Lines of data
+++

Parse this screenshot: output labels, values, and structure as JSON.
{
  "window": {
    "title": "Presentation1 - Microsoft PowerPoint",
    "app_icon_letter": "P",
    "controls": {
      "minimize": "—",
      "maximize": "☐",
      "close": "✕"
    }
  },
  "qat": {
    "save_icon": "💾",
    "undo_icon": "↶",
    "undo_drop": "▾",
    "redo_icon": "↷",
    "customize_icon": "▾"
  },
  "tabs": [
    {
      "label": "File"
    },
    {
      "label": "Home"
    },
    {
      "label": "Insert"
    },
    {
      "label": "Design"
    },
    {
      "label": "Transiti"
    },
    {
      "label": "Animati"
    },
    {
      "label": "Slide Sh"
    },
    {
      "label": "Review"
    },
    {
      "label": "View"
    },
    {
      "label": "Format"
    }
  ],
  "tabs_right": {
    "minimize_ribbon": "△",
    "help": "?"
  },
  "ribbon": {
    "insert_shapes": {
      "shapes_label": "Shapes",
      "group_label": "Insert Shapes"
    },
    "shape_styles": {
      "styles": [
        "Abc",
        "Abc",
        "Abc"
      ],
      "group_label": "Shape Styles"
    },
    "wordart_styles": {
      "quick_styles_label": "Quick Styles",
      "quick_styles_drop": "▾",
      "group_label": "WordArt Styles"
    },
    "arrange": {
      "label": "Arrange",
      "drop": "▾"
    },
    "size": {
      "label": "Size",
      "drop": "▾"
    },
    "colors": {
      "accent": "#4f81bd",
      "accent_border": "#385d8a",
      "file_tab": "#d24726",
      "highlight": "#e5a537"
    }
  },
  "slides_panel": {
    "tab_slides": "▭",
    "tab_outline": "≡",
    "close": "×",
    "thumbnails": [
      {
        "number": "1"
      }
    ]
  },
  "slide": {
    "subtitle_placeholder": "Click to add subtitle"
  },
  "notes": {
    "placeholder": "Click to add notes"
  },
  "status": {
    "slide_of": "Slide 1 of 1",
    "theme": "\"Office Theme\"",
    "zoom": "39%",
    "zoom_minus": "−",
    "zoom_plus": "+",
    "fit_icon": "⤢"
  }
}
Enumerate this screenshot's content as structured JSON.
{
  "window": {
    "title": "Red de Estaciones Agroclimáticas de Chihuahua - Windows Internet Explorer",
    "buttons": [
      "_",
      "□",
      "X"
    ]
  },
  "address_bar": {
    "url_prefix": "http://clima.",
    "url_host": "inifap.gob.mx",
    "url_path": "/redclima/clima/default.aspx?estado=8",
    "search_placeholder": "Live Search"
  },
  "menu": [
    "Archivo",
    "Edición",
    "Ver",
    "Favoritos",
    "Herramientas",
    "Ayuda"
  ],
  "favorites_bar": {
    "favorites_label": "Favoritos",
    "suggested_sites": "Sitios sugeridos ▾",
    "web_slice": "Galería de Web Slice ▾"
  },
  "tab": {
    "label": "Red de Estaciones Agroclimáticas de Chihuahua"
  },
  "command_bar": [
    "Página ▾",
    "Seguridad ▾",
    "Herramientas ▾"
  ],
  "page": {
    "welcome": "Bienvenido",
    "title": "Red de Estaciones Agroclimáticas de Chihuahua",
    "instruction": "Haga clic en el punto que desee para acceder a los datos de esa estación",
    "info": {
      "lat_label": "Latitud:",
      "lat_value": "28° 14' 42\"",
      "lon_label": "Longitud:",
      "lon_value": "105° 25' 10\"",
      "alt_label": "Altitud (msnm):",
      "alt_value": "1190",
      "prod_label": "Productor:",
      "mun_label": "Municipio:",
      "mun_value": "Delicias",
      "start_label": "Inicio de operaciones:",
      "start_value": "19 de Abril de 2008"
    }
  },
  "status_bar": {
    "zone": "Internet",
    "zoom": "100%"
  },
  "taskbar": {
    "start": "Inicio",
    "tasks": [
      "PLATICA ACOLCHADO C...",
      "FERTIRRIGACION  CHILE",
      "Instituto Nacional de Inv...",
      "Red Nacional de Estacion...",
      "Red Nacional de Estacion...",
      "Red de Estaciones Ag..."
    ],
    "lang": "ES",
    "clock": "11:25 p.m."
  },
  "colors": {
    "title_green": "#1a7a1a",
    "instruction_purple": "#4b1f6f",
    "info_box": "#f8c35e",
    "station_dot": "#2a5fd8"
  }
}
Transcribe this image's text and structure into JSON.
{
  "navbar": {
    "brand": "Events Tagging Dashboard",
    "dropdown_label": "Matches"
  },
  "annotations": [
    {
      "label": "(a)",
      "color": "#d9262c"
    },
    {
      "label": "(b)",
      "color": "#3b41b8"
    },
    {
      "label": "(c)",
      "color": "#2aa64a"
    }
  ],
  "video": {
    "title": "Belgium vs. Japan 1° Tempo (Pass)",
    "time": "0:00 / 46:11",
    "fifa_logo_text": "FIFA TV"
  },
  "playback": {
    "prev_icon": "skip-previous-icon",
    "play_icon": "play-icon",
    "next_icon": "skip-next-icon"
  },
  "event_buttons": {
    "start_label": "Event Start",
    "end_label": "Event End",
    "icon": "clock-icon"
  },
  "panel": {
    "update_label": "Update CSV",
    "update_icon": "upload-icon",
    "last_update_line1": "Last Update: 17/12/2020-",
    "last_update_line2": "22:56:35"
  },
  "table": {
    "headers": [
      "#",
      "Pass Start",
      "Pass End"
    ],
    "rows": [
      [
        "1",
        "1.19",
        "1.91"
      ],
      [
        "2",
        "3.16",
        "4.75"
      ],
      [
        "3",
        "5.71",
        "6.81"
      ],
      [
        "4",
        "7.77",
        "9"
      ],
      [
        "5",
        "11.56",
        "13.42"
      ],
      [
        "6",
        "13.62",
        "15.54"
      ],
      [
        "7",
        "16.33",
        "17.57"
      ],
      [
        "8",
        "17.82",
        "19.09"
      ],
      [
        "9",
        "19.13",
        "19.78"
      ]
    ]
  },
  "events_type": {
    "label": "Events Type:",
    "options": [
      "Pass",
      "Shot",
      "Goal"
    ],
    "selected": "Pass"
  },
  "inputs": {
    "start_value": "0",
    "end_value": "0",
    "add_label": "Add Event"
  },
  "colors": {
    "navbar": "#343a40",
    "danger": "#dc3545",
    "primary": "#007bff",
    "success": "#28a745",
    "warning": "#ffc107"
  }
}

+++

> [Problem to solve] Reproduce all of the data exactly as given.

> [Response to the task]
Parse this screenshot: output labels, values, and structure as JSON.
{
  "window": {
    "title": "Presentation1 - Microsoft PowerPoint",
    "app_icon_letter": "P",
    "controls": {
      "minimize": "—",
      "maximize": "☐",
      "close": "✕"
    }
  },
  "qat": {
    "save_icon": "💾",
    "undo_icon": "↶",
    "undo_drop": "▾",
    "redo_icon": "↷",
    "customize_icon": "▾"
  },
  "tabs": [
    {
      "label": "File"
    },
    {
      "label": "Home"
    },
    {
      "label": "Insert"
    },
    {
      "label": "Design"
    },
    {
      "label": "Transiti"
    },
    {
      "label": "Animati"
    },
    {
      "label": "Slide Sh"
    },
    {
      "label": "Review"
    },
    {
      "label": "View"
    },
    {
      "label": "Format"
    }
  ],
  "tabs_right": {
    "minimize_ribbon": "△",
    "help": "?"
  },
  "ribbon": {
    "insert_shapes": {
      "shapes_label": "Shapes",
      "group_label": "Insert Shapes"
    },
    "shape_styles": {
      "styles": [
        "Abc",
        "Abc",
        "Abc"
      ],
      "group_label": "Shape Styles"
    },
    "wordart_styles": {
      "quick_styles_label": "Quick Styles",
      "quick_styles_drop": "▾",
      "group_label": "WordArt Styles"
    },
    "arrange": {
      "label": "Arrange",
      "drop": "▾"
    },
    "size": {
      "label": "Size",
      "drop": "▾"
    },
    "colors": {
      "accent": "#4f81bd",
      "accent_border": "#385d8a",
      "file_tab": "#d24726",
      "highlight": "#e5a537"
    }
  },
  "slides_panel": {
    "tab_slides": "▭",
    "tab_outline": "≡",
    "close": "×",
    "thumbnails": [
      {
        "number": "1"
      }
    ]
  },
  "slide": {
    "subtitle_placeholder": "Click to add subtitle"
  },
  "notes": {
    "placeholder": "Click to add notes"
  },
  "status": {
    "slide_of": "Slide 1 of 1",
    "theme": "\"Office Theme\"",
    "zoom": "39%",
    "zoom_minus": "−",
    "zoom_plus": "+",
    "fit_icon": "⤢"
  }
}
Enumerate this screenshot's content as structured JSON.
{
  "window": {
    "title": "Red de Estaciones Agroclimáticas de Chihuahua - Windows Internet Explorer",
    "buttons": [
      "_",
      "□",
      "X"
    ]
  },
  "address_bar": {
    "url_prefix": "http://clima.",
    "url_host": "inifap.gob.mx",
    "url_path": "/redclima/clima/default.aspx?estado=8",
    "search_placeholder": "Live Search"
  },
  "menu": [
    "Archivo",
    "Edición",
    "Ver",
    "Favoritos",
    "Herramientas",
    "Ayuda"
  ],
  "favorites_bar": {
    "favorites_label": "Favoritos",
    "suggested_sites": "Sitios sugeridos ▾",
    "web_slice": "Galería de Web Slice ▾"
  },
  "tab": {
    "label": "Red de Estaciones Agroclimáticas de Chihuahua"
  },
  "command_bar": [
    "Página ▾",
    "Seguridad ▾",
    "Herramientas ▾"
  ],
  "page": {
    "welcome": "Bienvenido",
    "title": "Red de Estaciones Agroclimáticas de Chihuahua",
    "instruction": "Haga clic en el punto que desee para acceder a los datos de esa estación",
    "info": {
      "lat_label": "Latitud:",
      "lat_value": "28° 14' 42\"",
      "lon_label": "Longitud:",
      "lon_value": "105° 25' 10\"",
      "alt_label": "Altitud (msnm):",
      "alt_value": "1190",
      "prod_label": "Productor:",
      "mun_label": "Municipio:",
      "mun_value": "Delicias",
      "start_label": "Inicio de operaciones:",
      "start_value": "19 de Abril de 2008"
    }
  },
  "status_bar": {
    "zone": "Internet",
    "zoom": "100%"
  },
  "taskbar": {
    "start": "Inicio",
    "tasks": [
      "PLATICA ACOLCHADO C...",
      "FERTIRRIGACION  CHILE",
      "Instituto Nacional de Inv...",
      "Red Nacional de Estacion...",
      "Red Nacional de Estacion...",
      "Red de Estaciones Ag..."
    ],
    "lang": "ES",
    "clock": "11:25 p.m."
  },
  "colors": {
    "title_green": "#1a7a1a",
    "instruction_purple": "#4b1f6f",
    "info_box": "#f8c35e",
    "station_dot": "#2a5fd8"
  }
}
Transcribe this image's text and structure into JSON.
{
  "navbar": {
    "brand": "Events Tagging Dashboard",
    "dropdown_label": "Matches"
  },
  "annotations": [
    {
      "label": "(a)",
      "color": "#d9262c"
    },
    {
      "label": "(b)",
      "color": "#3b41b8"
    },
    {
      "label": "(c)",
      "color": "#2aa64a"
    }
  ],
  "video": {
    "title": "Belgium vs. Japan 1° Tempo (Pass)",
    "time": "0:00 / 46:11",
    "fifa_logo_text": "FIFA TV"
  },
  "playback": {
    "prev_icon": "skip-previous-icon",
    "play_icon": "play-icon",
    "next_icon": "skip-next-icon"
  },
  "event_buttons": {
    "start_label": "Event Start",
    "end_label": "Event End",
    "icon": "clock-icon"
  },
  "panel": {
    "update_label": "Update CSV",
    "update_icon": "upload-icon",
    "last_update_line1": "Last Update: 17/12/2020-",
    "last_update_line2": "22:56:35"
  },
  "table": {
    "headers": [
      "#",
      "Pass Start",
      "Pass End"
    ],
    "rows": [
      [
        "1",
        "1.19",
        "1.91"
      ],
      [
        "2",
        "3.16",
        "4.75"
      ],
      [
        "3",
        "5.71",
        "6.81"
      ],
      [
        "4",
        "7.77",
        "9"
      ],
      [
        "5",
        "11.56",
        "13.42"
      ],
      [
        "6",
        "13.62",
        "15.54"
      ],
      [
        "7",
        "16.33",
        "17.57"
      ],
      [
        "8",
        "17.82",
        "19.09"
      ],
      [
        "9",
        "19.13",
        "19.78"
      ]
    ]
  },
  "events_type": {
    "label": "Events Type:",
    "options": [
      "Pass",
      "Shot",
      "Goal"
    ],
    "selected": "Pass"
  },
  "inputs": {
    "start_value": "0",
    "end_value": "0",
    "add_label": "Add Event"
  },
  "colors": {
    "navbar": "#343a40",
    "danger": "#dc3545",
    "primary": "#007bff",
    "success": "#28a745",
    "warning": "#ffc107"
  }
}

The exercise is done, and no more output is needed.